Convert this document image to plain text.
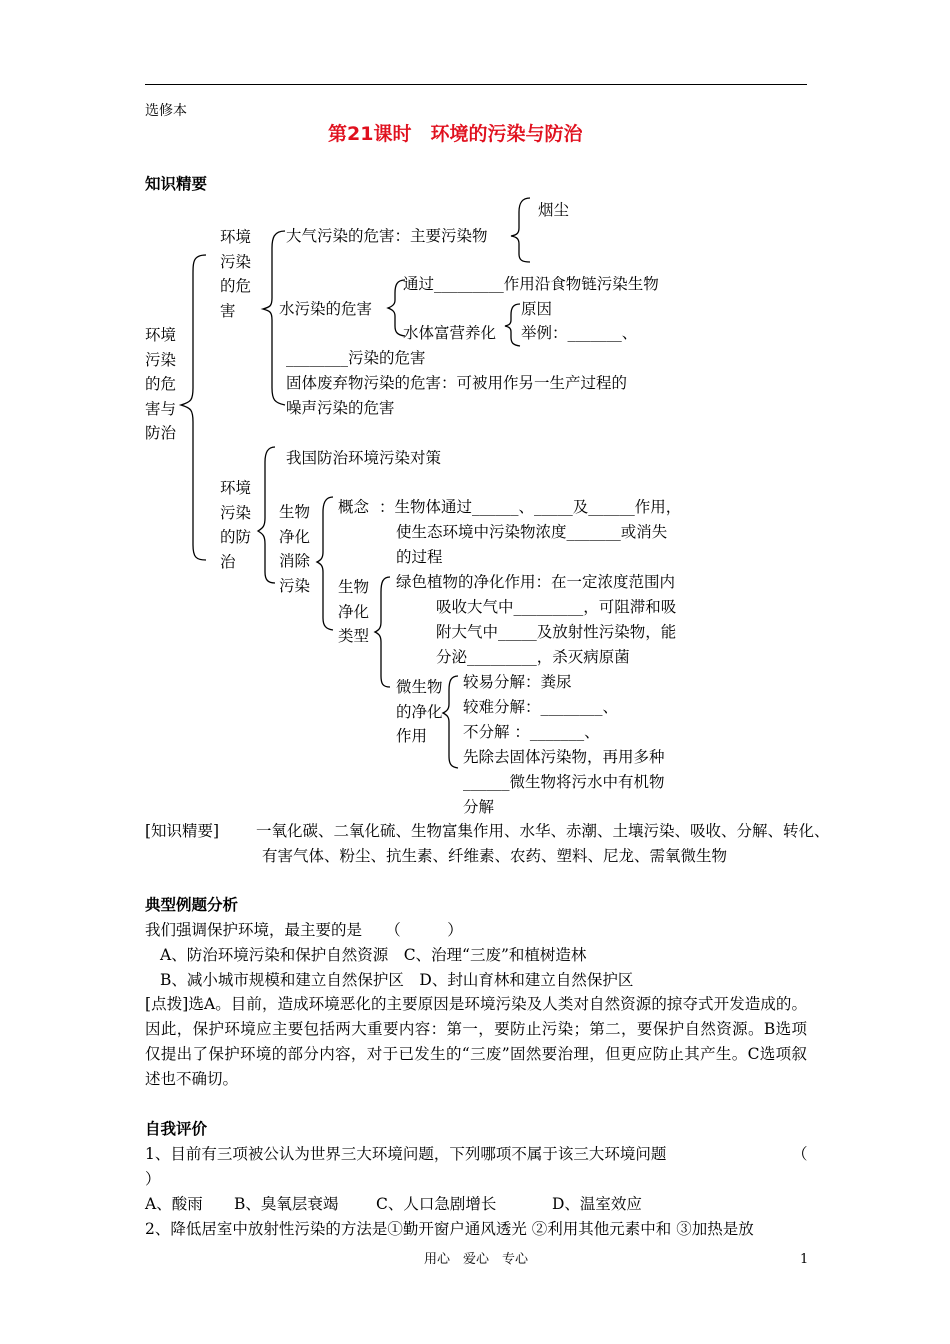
选修本
第21课时　环境的污染与防治
知识精要
环境
污染
的危
害与
防治
环境
污染
的危
害
大气污染的危害：主要污染物
烟尘
水污染的危害
通过_________作用沿食物链污染生物
水体富营养化
原因
举例：_______、
________污染的危害
固体废弃物污染的危害：可被用作另一生产过程的
噪声污染的危害
环境
污染
的防
治
我国防治环境污染对策
生物
净化
消除
污染
概念 ：生物体通过______、_____及______作用，
使生态环境中污染物浓度_______或消失
的过程
生物
净化
类型
绿色植物的净化作用：在一定浓度范围内
吸收大气中_________，可阻滞和吸
附大气中_____及放射性污染物，能
分泌_________，杀灭病原菌
微生物
的净化
作用
较易分解：粪尿
较难分解：________、
不分解 ：_______、
先除去固体污染物，再用多种
______微生物将污水中有机物
分解
[知识精要] 一氧化碳、二氧化硫、生物富集作用、水华、赤潮、土壤污染、吸收、分解、转化、
有害气体、粉尘、抗生素、纤维素、农药、塑料、尼龙、需氧微生物
典型例题分析
我们强调保护环境，最主要的是　　（　　　）
A、防治环境污染和保护自然资源　C、治理“三废”和植树造林
B、减小城市规模和建立自然保护区　D、封山育林和建立自然保护区
[点拨]选A。目前，造成环境恶化的主要原因是环境污染及人类对自然资源的掠夺式开发造成的。因此，保护环境应主要包括两大重要内容：第一，要防止污染；第二，要保护自然资源。B选项仅提出了保护环境的部分内容，对于已发生的“三废”固然要治理，但更应防止其产生。C选项叙述也不确切。
自我评价
1、目前有三项被公认为世界三大环境问题，下列哪项不属于该三大环境问题	（
）
A、酸雨 B、臭氧层衰竭 C、人口急剧增长	D、温室效应
2、降低居室中放射性污染的方法是①勤开窗户通风透光 ②利用其他元素中和 ③加热是放
用心　爱心　专心	1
===
■ Requirement: Restate the data above word for word. Do not include the images.

■ Answer to the task:
Convert this document image to plain text.
选修本
第21课时　环境的污染与防治
知识精要
环境
污染
的危
害与
防治
环境
污染
的危
害
大气污染的危害：主要污染物
烟尘
水污染的危害
通过_________作用沿食物链污染生物
水体富营养化
原因
举例：_______、
________污染的危害
固体废弃物污染的危害：可被用作另一生产过程的
噪声污染的危害
环境
污染
的防
治
我国防治环境污染对策
生物
净化
消除
污染
概念 ：生物体通过______、_____及______作用，
使生态环境中污染物浓度_______或消失
的过程
生物
净化
类型
绿色植物的净化作用：在一定浓度范围内
吸收大气中_________，可阻滞和吸
附大气中_____及放射性污染物，能
分泌_________，杀灭病原菌
微生物
的净化
作用
较易分解：粪尿
较难分解：________、
不分解 ：_______、
先除去固体污染物，再用多种
______微生物将污水中有机物
分解
[知识精要] 一氧化碳、二氧化硫、生物富集作用、水华、赤潮、土壤污染、吸收、分解、转化、
有害气体、粉尘、抗生素、纤维素、农药、塑料、尼龙、需氧微生物
典型例题分析
我们强调保护环境，最主要的是　　（　　　）
A、防治环境污染和保护自然资源　C、治理“三废”和植树造林
B、减小城市规模和建立自然保护区　D、封山育林和建立自然保护区
[点拨]选A。目前，造成环境恶化的主要原因是环境污染及人类对自然资源的掠夺式开发造成的。因此，保护环境应主要包括两大重要内容：第一，要防止污染；第二，要保护自然资源。B选项仅提出了保护环境的部分内容，对于已发生的“三废”固然要治理，但更应防止其产生。C选项叙述也不确切。
自我评价
1、目前有三项被公认为世界三大环境问题，下列哪项不属于该三大环境问题	（
）
A、酸雨 B、臭氧层衰竭 C、人口急剧增长	D、温室效应
2、降低居室中放射性污染的方法是①勤开窗户通风透光 ②利用其他元素中和 ③加热是放
用心　爱心　专心	1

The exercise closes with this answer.